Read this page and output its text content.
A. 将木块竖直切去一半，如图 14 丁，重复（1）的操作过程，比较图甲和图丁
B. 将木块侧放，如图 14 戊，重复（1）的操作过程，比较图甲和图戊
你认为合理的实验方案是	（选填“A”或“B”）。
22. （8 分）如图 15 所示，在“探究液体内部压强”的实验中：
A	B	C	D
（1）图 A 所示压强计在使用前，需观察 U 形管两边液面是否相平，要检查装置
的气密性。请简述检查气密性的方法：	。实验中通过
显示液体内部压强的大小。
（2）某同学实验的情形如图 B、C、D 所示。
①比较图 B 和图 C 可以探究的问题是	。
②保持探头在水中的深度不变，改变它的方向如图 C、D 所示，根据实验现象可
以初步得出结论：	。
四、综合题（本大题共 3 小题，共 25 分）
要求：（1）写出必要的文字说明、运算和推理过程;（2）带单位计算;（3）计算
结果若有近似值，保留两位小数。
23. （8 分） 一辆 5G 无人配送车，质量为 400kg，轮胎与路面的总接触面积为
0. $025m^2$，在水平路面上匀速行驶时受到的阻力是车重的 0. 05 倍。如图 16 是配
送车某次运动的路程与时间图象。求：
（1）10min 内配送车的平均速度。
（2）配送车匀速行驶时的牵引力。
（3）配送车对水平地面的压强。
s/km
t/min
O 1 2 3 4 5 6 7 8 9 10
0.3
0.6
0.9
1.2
○ ○ ○ ○
» Your goal
Copy out all lines from the material above that contain the string "的操作过程".

» Worked answer
A. 将木块竖直切去一半，如图 14 丁，重复（1）的操作过程，比较图甲和图丁
B. 将木块侧放，如图 14 戊，重复（1）的操作过程，比较图甲和图戊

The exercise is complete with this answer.